(Extracts from a graphics dataset)
━━━━━━
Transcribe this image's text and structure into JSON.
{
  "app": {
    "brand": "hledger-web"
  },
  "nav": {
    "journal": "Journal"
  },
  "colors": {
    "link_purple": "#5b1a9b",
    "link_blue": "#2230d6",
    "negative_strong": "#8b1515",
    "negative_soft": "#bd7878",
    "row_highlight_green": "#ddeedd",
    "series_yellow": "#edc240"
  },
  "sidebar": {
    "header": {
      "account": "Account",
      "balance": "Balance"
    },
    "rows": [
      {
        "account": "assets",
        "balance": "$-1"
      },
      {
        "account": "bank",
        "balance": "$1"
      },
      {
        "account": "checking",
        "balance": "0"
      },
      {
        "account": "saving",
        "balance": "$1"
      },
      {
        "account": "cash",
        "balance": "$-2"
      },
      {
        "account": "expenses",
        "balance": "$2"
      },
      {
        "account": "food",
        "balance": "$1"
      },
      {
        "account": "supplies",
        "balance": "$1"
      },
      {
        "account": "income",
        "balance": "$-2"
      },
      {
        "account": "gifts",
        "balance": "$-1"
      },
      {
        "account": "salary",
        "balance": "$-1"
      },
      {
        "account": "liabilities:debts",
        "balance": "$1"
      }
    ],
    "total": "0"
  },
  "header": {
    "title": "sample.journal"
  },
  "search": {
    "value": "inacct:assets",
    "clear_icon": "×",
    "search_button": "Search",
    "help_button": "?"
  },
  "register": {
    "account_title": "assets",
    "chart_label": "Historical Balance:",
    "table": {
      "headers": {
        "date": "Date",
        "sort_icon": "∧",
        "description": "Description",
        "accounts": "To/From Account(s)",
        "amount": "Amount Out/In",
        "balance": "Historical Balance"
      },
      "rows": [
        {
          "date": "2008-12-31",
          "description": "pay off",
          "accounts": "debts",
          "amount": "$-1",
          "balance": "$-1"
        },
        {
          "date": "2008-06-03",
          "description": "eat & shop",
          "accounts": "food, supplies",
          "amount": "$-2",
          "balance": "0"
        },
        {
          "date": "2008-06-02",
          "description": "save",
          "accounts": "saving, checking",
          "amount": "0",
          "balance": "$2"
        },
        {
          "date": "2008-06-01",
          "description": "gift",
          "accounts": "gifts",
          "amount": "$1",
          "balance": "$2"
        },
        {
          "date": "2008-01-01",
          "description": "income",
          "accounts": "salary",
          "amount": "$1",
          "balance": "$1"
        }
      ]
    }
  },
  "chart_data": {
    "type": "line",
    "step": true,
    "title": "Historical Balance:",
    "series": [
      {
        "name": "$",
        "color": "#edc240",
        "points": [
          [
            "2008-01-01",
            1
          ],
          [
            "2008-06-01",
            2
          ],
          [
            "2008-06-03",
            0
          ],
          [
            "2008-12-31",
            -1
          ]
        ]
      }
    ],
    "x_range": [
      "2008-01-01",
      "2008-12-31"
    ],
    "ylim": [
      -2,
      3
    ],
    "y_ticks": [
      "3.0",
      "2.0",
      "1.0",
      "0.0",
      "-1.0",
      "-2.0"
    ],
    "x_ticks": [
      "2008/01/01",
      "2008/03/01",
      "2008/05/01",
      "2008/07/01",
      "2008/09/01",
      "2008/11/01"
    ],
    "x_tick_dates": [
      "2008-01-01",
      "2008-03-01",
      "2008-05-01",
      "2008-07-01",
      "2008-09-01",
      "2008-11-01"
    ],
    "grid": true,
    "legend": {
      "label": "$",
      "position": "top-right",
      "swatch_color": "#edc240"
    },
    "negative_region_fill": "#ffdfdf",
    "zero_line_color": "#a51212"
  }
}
━━━━━━
#### Given exercise
In the listing above, how many lines hold the word "assets"? Give the number and nothing more.

#### Task answer
3